___ Exercise material
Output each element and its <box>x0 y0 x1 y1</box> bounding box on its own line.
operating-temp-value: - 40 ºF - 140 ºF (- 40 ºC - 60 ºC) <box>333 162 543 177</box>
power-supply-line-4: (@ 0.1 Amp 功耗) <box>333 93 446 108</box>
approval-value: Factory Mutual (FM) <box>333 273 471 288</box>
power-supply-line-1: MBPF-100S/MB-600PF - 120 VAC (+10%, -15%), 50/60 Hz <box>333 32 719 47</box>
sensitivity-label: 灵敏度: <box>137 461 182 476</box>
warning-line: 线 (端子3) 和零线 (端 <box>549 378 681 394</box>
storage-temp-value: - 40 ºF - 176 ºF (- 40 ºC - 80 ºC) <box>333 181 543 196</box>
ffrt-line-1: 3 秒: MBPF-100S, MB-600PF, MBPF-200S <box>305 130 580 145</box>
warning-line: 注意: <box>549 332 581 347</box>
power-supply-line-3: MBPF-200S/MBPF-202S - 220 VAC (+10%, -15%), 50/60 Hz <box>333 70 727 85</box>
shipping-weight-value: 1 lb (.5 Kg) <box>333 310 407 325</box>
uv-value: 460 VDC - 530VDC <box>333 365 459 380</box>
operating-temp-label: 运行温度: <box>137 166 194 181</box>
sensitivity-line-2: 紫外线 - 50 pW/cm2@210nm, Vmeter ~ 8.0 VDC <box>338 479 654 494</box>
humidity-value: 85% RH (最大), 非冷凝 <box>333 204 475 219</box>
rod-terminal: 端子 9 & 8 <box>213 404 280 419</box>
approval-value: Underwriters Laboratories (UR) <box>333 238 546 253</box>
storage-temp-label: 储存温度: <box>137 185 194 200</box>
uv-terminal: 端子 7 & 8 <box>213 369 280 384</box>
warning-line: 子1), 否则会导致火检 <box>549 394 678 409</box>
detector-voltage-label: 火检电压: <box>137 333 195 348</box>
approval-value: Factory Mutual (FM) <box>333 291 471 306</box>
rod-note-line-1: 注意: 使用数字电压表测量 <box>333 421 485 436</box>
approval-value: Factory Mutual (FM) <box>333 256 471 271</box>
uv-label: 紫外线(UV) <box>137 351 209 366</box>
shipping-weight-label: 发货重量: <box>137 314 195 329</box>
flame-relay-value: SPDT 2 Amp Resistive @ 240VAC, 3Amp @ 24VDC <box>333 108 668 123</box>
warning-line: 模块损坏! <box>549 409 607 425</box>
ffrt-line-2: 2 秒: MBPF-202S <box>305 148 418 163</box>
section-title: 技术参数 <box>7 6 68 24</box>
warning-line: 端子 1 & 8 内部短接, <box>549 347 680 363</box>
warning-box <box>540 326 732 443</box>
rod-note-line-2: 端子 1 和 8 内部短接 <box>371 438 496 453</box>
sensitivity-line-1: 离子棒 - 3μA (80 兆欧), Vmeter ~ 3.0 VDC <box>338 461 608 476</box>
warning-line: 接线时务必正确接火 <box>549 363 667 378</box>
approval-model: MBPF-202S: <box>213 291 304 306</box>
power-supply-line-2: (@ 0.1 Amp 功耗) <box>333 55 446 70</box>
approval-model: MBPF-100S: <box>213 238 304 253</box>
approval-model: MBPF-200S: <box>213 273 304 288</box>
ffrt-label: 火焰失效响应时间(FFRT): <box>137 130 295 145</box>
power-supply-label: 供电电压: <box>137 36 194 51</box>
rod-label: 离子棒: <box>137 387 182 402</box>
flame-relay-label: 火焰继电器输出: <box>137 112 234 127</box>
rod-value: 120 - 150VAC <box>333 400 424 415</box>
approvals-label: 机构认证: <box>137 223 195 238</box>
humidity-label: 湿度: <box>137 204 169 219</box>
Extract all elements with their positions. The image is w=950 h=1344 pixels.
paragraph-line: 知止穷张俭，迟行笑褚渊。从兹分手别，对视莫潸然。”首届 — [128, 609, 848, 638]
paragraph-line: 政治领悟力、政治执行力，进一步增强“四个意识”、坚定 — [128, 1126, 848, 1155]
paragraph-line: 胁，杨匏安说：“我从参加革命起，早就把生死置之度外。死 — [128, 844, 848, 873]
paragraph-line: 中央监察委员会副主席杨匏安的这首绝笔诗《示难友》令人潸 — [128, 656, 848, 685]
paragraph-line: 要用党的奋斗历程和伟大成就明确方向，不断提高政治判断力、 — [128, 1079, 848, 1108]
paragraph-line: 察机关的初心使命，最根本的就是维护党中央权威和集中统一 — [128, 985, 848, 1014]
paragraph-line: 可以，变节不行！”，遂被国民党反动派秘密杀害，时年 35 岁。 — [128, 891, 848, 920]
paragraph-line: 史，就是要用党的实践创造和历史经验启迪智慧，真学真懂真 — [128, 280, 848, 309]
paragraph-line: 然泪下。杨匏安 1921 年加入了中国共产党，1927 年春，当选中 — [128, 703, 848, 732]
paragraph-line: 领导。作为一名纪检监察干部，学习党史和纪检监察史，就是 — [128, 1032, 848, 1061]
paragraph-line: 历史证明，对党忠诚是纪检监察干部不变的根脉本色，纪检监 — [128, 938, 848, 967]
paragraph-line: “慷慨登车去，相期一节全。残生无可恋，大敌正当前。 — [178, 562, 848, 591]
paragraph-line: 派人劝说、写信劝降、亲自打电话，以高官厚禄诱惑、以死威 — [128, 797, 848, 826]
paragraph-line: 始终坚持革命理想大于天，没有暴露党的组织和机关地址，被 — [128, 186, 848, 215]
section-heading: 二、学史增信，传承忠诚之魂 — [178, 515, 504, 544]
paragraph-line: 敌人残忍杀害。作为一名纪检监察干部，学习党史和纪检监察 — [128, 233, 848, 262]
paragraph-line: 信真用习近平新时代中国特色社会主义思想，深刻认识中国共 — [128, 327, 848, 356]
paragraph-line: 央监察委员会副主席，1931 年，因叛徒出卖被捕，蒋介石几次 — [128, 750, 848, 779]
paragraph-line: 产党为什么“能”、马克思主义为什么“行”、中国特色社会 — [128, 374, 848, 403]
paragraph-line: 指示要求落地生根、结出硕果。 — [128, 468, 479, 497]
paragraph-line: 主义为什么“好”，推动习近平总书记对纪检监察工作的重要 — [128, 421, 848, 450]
______
Aim -
Reproduce all of the material, swapping every occurrence of "Factory Mutual" for "FM Approvals" and leaving everything else unchanged.

Solution -
Output each element and its <box>x0 y0 x1 y1</box> bounding box on its own line.
operating-temp-value: - 40 ºF - 140 ºF (- 40 ºC - 60 ºC) <box>333 162 543 177</box>
power-supply-line-4: (@ 0.1 Amp 功耗) <box>333 93 446 108</box>
approval-value: FM Approvals (FM) <box>333 273 471 288</box>
power-supply-line-1: MBPF-100S/MB-600PF - 120 VAC (+10%, -15%), 50/60 Hz <box>333 32 719 47</box>
sensitivity-label: 灵敏度: <box>137 461 182 476</box>
warning-line: 线 (端子3) 和零线 (端 <box>549 378 681 394</box>
storage-temp-value: - 40 ºF - 176 ºF (- 40 ºC - 80 ºC) <box>333 181 543 196</box>
ffrt-line-1: 3 秒: MBPF-100S, MB-600PF, MBPF-200S <box>305 130 580 145</box>
warning-line: 注意: <box>549 332 581 347</box>
power-supply-line-3: MBPF-200S/MBPF-202S - 220 VAC (+10%, -15%), 50/60 Hz <box>333 70 727 85</box>
shipping-weight-value: 1 lb (.5 Kg) <box>333 310 407 325</box>
uv-value: 460 VDC - 530VDC <box>333 365 459 380</box>
operating-temp-label: 运行温度: <box>137 166 194 181</box>
sensitivity-line-2: 紫外线 - 50 pW/cm2@210nm, Vmeter ~ 8.0 VDC <box>338 479 654 494</box>
humidity-value: 85% RH (最大), 非冷凝 <box>333 204 475 219</box>
rod-terminal: 端子 9 & 8 <box>213 404 280 419</box>
approval-value: Underwriters Laboratories (UR) <box>333 238 546 253</box>
storage-temp-label: 储存温度: <box>137 185 194 200</box>
uv-terminal: 端子 7 & 8 <box>213 369 280 384</box>
warning-line: 子1), 否则会导致火检 <box>549 394 678 409</box>
detector-voltage-label: 火检电压: <box>137 333 195 348</box>
approval-value: FM Approvals (FM) <box>333 291 471 306</box>
rod-note-line-1: 注意: 使用数字电压表测量 <box>333 421 485 436</box>
approval-value: FM Approvals (FM) <box>333 256 471 271</box>
uv-label: 紫外线(UV) <box>137 351 209 366</box>
shipping-weight-label: 发货重量: <box>137 314 195 329</box>
flame-relay-value: SPDT 2 Amp Resistive @ 240VAC, 3Amp @ 24VDC <box>333 108 668 123</box>
warning-line: 模块损坏! <box>549 409 607 425</box>
ffrt-line-2: 2 秒: MBPF-202S <box>305 148 418 163</box>
section-title: 技术参数 <box>7 6 68 24</box>
warning-line: 端子 1 & 8 内部短接, <box>549 347 680 363</box>
warning-box <box>540 326 732 443</box>
rod-note-line-2: 端子 1 和 8 内部短接 <box>371 438 496 453</box>
sensitivity-line-1: 离子棒 - 3μA (80 兆欧), Vmeter ~ 3.0 VDC <box>338 461 608 476</box>
warning-line: 接线时务必正确接火 <box>549 363 667 378</box>
approval-model: MBPF-202S: <box>213 291 304 306</box>
power-supply-line-2: (@ 0.1 Amp 功耗) <box>333 55 446 70</box>
approval-model: MBPF-100S: <box>213 238 304 253</box>
approval-model: MBPF-200S: <box>213 273 304 288</box>
ffrt-label: 火焰失效响应时间(FFRT): <box>137 130 295 145</box>
power-supply-label: 供电电压: <box>137 36 194 51</box>
rod-label: 离子棒: <box>137 387 182 402</box>
flame-relay-label: 火焰继电器输出: <box>137 112 234 127</box>
rod-value: 120 - 150VAC <box>333 400 424 415</box>
approvals-label: 机构认证: <box>137 223 195 238</box>
humidity-label: 湿度: <box>137 204 169 219</box>
Extract all elements with their positions. The image is w=950 h=1344 pixels.
paragraph-line: 知止穷张俭，迟行笑褚渊。从兹分手别，对视莫潸然。”首届 — [128, 609, 848, 638]
paragraph-line: 政治领悟力、政治执行力，进一步增强“四个意识”、坚定 — [128, 1126, 848, 1155]
paragraph-line: 胁，杨匏安说：“我从参加革命起，早就把生死置之度外。死 — [128, 844, 848, 873]
paragraph-line: 中央监察委员会副主席杨匏安的这首绝笔诗《示难友》令人潸 — [128, 656, 848, 685]
paragraph-line: 要用党的奋斗历程和伟大成就明确方向，不断提高政治判断力、 — [128, 1079, 848, 1108]
paragraph-line: 察机关的初心使命，最根本的就是维护党中央权威和集中统一 — [128, 985, 848, 1014]
paragraph-line: 可以，变节不行！”，遂被国民党反动派秘密杀害，时年 35 岁。 — [128, 891, 848, 920]
paragraph-line: 史，就是要用党的实践创造和历史经验启迪智慧，真学真懂真 — [128, 280, 848, 309]
paragraph-line: 然泪下。杨匏安 1921 年加入了中国共产党，1927 年春，当选中 — [128, 703, 848, 732]
paragraph-line: 领导。作为一名纪检监察干部，学习党史和纪检监察史，就是 — [128, 1032, 848, 1061]
paragraph-line: 历史证明，对党忠诚是纪检监察干部不变的根脉本色，纪检监 — [128, 938, 848, 967]
paragraph-line: “慷慨登车去，相期一节全。残生无可恋，大敌正当前。 — [178, 562, 848, 591]
paragraph-line: 派人劝说、写信劝降、亲自打电话，以高官厚禄诱惑、以死威 — [128, 797, 848, 826]
paragraph-line: 始终坚持革命理想大于天，没有暴露党的组织和机关地址，被 — [128, 186, 848, 215]
section-heading: 二、学史增信，传承忠诚之魂 — [178, 515, 504, 544]
paragraph-line: 敌人残忍杀害。作为一名纪检监察干部，学习党史和纪检监察 — [128, 233, 848, 262]
paragraph-line: 信真用习近平新时代中国特色社会主义思想，深刻认识中国共 — [128, 327, 848, 356]
paragraph-line: 央监察委员会副主席，1931 年，因叛徒出卖被捕，蒋介石几次 — [128, 750, 848, 779]
paragraph-line: 产党为什么“能”、马克思主义为什么“行”、中国特色社会 — [128, 374, 848, 403]
paragraph-line: 指示要求落地生根、结出硕果。 — [128, 468, 479, 497]
paragraph-line: 主义为什么“好”，推动习近平总书记对纪检监察工作的重要 — [128, 421, 848, 450]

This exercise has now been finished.